Written request: Copy the following lines as they appear, covering every entry, and leave out the pictures.
-- Begin Extracted material --
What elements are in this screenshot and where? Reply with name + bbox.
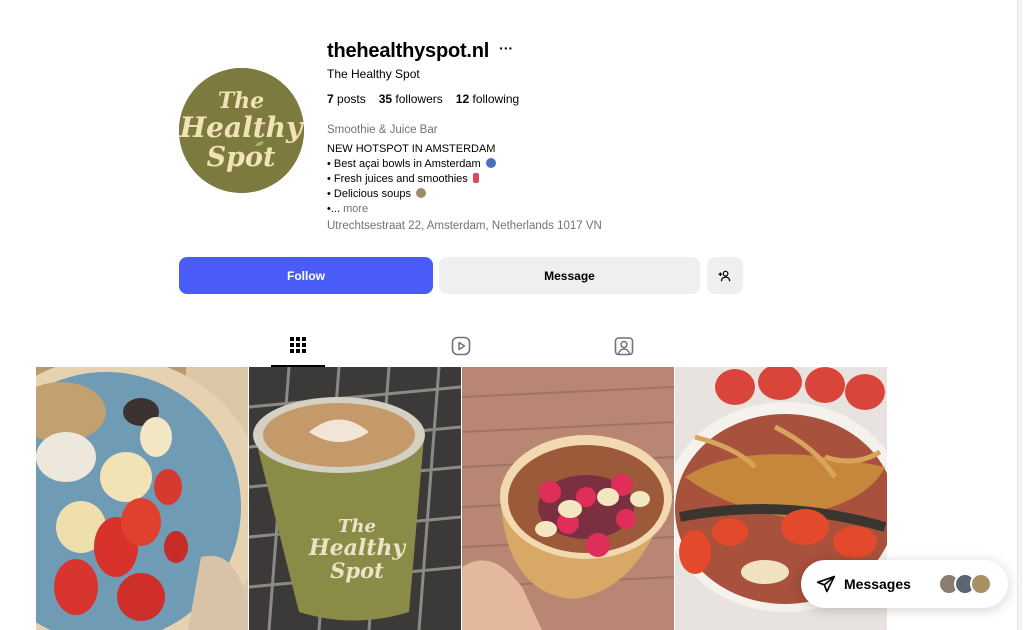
tab-posts[interactable] [271,336,325,367]
messages-drawer-button[interactable]: Messages [801,560,1008,608]
blueberry-emoji-icon [485,158,496,168]
logo-line-3: Spot [207,142,276,173]
profile-bio: NEW HOTSPOT IN AMSTERDAM • Best açai bow… [327,142,496,217]
profile-full-name: The Healthy Spot [327,67,420,81]
acai-bowl-photo [462,367,674,630]
bio-line: NEW HOTSPOT IN AMSTERDAM [327,143,496,155]
profile-address[interactable]: Utrechtsestraat 22, Amsterdam, Netherlan… [327,220,602,232]
post-thumbnail[interactable]: The Healthy Spot [249,367,461,630]
following-stat[interactable]: 12 following [456,92,519,106]
message-avatars [938,573,992,595]
avatar [970,573,992,595]
logo-line-2: Healthy [179,111,304,144]
person-plus-icon [718,270,731,281]
suggested-accounts-button[interactable] [707,257,743,294]
following-count: 12 [455,92,470,106]
cup-logo-line-1: The [338,516,376,537]
followers-label: followers [395,92,443,106]
profile-category: Smoothie & Juice Bar [327,124,438,136]
post-thumbnail[interactable] [36,367,248,630]
tagged-icon [614,337,634,356]
bio-more-link[interactable]: more [343,203,368,215]
bio-line: • Fresh juices and smoothies [327,173,468,185]
tab-reels[interactable] [434,336,488,367]
message-button[interactable]: Message [439,257,700,294]
username-row: thehealthyspot.nl ··· [327,38,513,64]
posts-label: posts [337,92,366,106]
followers-stat[interactable]: 35 followers [379,92,443,106]
smoothie-bowl-photo [36,367,248,630]
tab-tagged[interactable] [597,336,651,367]
bio-line: •... [327,203,341,215]
post-thumbnail[interactable] [462,367,674,630]
posts-count: 7 [327,92,334,106]
more-options-button[interactable]: ··· [499,41,513,61]
messages-label: Messages [844,576,911,592]
profile-avatar[interactable]: The Healthy Spot [179,68,304,193]
page-scrollbar[interactable] [1017,0,1023,630]
profile-username: thehealthyspot.nl [327,39,490,62]
posts-grid: The Healthy Spot [36,367,887,630]
bio-line: • Delicious soups [327,188,411,200]
posts-stat: 7 posts [327,92,366,106]
juice-emoji-icon [472,173,479,183]
send-icon [816,575,836,593]
followers-count: 35 [378,92,393,106]
grid-icon [290,337,306,353]
healthy-spot-logo: The Healthy Spot [179,68,304,193]
soup-emoji-icon [416,188,427,198]
latte-cup-photo: The Healthy Spot [249,367,461,630]
follow-button[interactable]: Follow [179,257,433,294]
cup-logo-line-3: Spot [330,558,384,583]
reels-icon [451,336,471,356]
following-label: following [472,92,520,106]
profile-stats: 7 posts 35 followers 12 following [327,92,519,106]
bio-line: • Best açai bowls in Amsterdam [327,158,481,170]
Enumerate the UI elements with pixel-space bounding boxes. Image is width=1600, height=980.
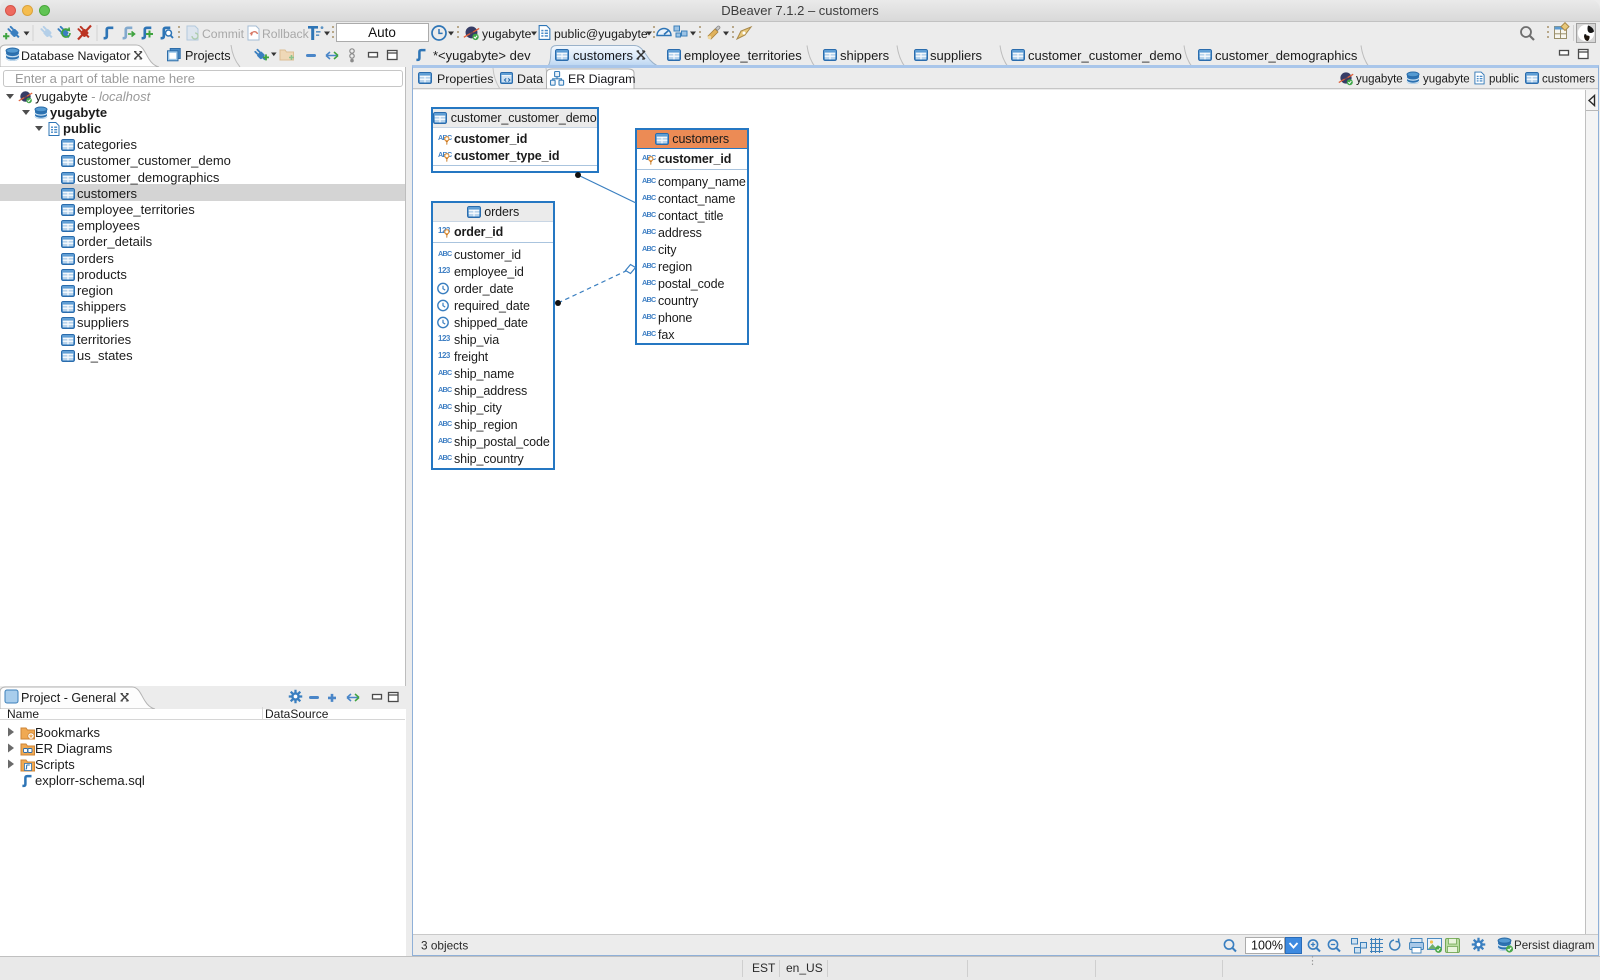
svg-text:shippers: shippers (840, 48, 890, 63)
svg-text:customer_demographics: customer_demographics (1215, 48, 1358, 63)
svg-text:yugabyte: yugabyte (1423, 74, 1470, 86)
svg-text:customer_customer_demo: customer_customer_demo (1028, 48, 1182, 63)
svg-text:public: public (1489, 74, 1519, 86)
svg-text:Database Navigator: Database Navigator (21, 49, 131, 63)
svg-text:yugabyte: yugabyte (1356, 74, 1403, 86)
svg-text:Persist diagram: Persist diagram (1514, 939, 1595, 952)
svg-text:customers: customers (573, 48, 633, 63)
svg-text:Data: Data (517, 72, 543, 86)
svg-text:Project - General: Project - General (21, 691, 116, 705)
svg-text:3 objects: 3 objects (421, 939, 468, 953)
svg-text:ER Diagram: ER Diagram (568, 72, 635, 86)
svg-text:*<yugabyte> dev: *<yugabyte> dev (433, 48, 531, 63)
svg-text:suppliers: suppliers (930, 48, 983, 63)
svg-text:100%: 100% (1251, 939, 1283, 953)
svg-text:customers: customers (1542, 74, 1595, 86)
svg-text:Auto: Auto (368, 25, 396, 40)
svg-text:Properties: Properties (437, 72, 493, 86)
svg-text:Projects: Projects (185, 49, 231, 63)
svg-text:employee_territories: employee_territories (684, 48, 802, 63)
-- End Extracted material --
Written response:
What elements are in this screenshot and where? Reply with name + bbox.
tab-posts[interactable] [271,336,325,367]
messages-drawer-button[interactable]: Messages [801,560,1008,608]
blueberry-emoji-icon [485,158,496,168]
logo-line-3: Spot [207,142,276,173]
profile-bio: NEW HOTSPOT IN AMSTERDAM • Best açai bow… [327,142,496,217]
profile-full-name: The Healthy Spot [327,67,420,81]
acai-bowl-photo [462,367,674,630]
bio-line: NEW HOTSPOT IN AMSTERDAM [327,143,496,155]
profile-address[interactable]: Utrechtsestraat 22, Amsterdam, Netherlan… [327,220,602,232]
post-thumbnail[interactable]: The Healthy Spot [249,367,461,630]
following-stat[interactable]: 12 following [456,92,519,106]
message-avatars [938,573,992,595]
avatar [970,573,992,595]
logo-line-2: Healthy [179,111,304,144]
person-plus-icon [718,270,731,281]
suggested-accounts-button[interactable] [707,257,743,294]
following-count: 12 [455,92,470,106]
cup-logo-line-1: The [338,516,376,537]
followers-label: followers [395,92,443,106]
profile-category: Smoothie & Juice Bar [327,124,438,136]
post-thumbnail[interactable] [36,367,248,630]
tagged-icon [614,337,634,356]
bio-more-link[interactable]: more [343,203,368,215]
bio-line: • Fresh juices and smoothies [327,173,468,185]
tab-reels[interactable] [434,336,488,367]
message-button[interactable]: Message [439,257,700,294]
username-row: thehealthyspot.nl ··· [327,38,513,64]
posts-label: posts [337,92,366,106]
followers-stat[interactable]: 35 followers [379,92,443,106]
smoothie-bowl-photo [36,367,248,630]
tab-tagged[interactable] [597,336,651,367]
bio-line: •... [327,203,341,215]
post-thumbnail[interactable] [462,367,674,630]
posts-count: 7 [327,92,334,106]
more-options-button[interactable]: ··· [499,41,513,61]
messages-label: Messages [844,576,911,592]
profile-avatar[interactable]: The Healthy Spot [179,68,304,193]
page-scrollbar[interactable] [1017,0,1023,630]
profile-username: thehealthyspot.nl [327,39,490,62]
posts-grid: The Healthy Spot [36,367,887,630]
bio-line: • Delicious soups [327,188,411,200]
posts-stat: 7 posts [327,92,366,106]
juice-emoji-icon [472,173,479,183]
send-icon [816,575,836,593]
followers-count: 35 [378,92,393,106]
grid-icon [290,337,306,353]
healthy-spot-logo: The Healthy Spot [179,68,304,193]
soup-emoji-icon [416,188,427,198]
latte-cup-photo: The Healthy Spot [249,367,461,630]
follow-button[interactable]: Follow [179,257,433,294]
cup-logo-line-3: Spot [330,558,384,583]
reels-icon [451,336,471,356]
following-label: following [472,92,520,106]
profile-stats: 7 posts 35 followers 12 following [327,92,519,106]
bio-line: • Best açai bowls in Amsterdam [327,158,481,170]
Enumerate the UI elements with pixel-space bounding boxes. Image is width=1600, height=980.
svg-text:shippers: shippers (840, 48, 890, 63)
svg-text:customer_demographics: customer_demographics (1215, 48, 1358, 63)
svg-text:yugabyte: yugabyte (1423, 74, 1470, 86)
svg-text:customer_customer_demo: customer_customer_demo (1028, 48, 1182, 63)
svg-text:public: public (1489, 74, 1519, 86)
svg-text:Database Navigator: Database Navigator (21, 49, 131, 63)
svg-text:yugabyte: yugabyte (1356, 74, 1403, 86)
svg-text:Persist diagram: Persist diagram (1514, 939, 1595, 952)
svg-text:customers: customers (573, 48, 633, 63)
svg-text:Data: Data (517, 72, 543, 86)
svg-text:Project - General: Project - General (21, 691, 116, 705)
svg-text:3 objects: 3 objects (421, 939, 468, 953)
svg-text:ER Diagram: ER Diagram (568, 72, 635, 86)
svg-text:*<yugabyte> dev: *<yugabyte> dev (433, 48, 531, 63)
svg-text:suppliers: suppliers (930, 48, 983, 63)
svg-text:100%: 100% (1251, 939, 1283, 953)
svg-text:customers: customers (1542, 74, 1595, 86)
svg-text:Auto: Auto (368, 25, 396, 40)
svg-text:Properties: Properties (437, 72, 493, 86)
svg-text:Projects: Projects (185, 49, 231, 63)
svg-text:employee_territories: employee_territories (684, 48, 802, 63)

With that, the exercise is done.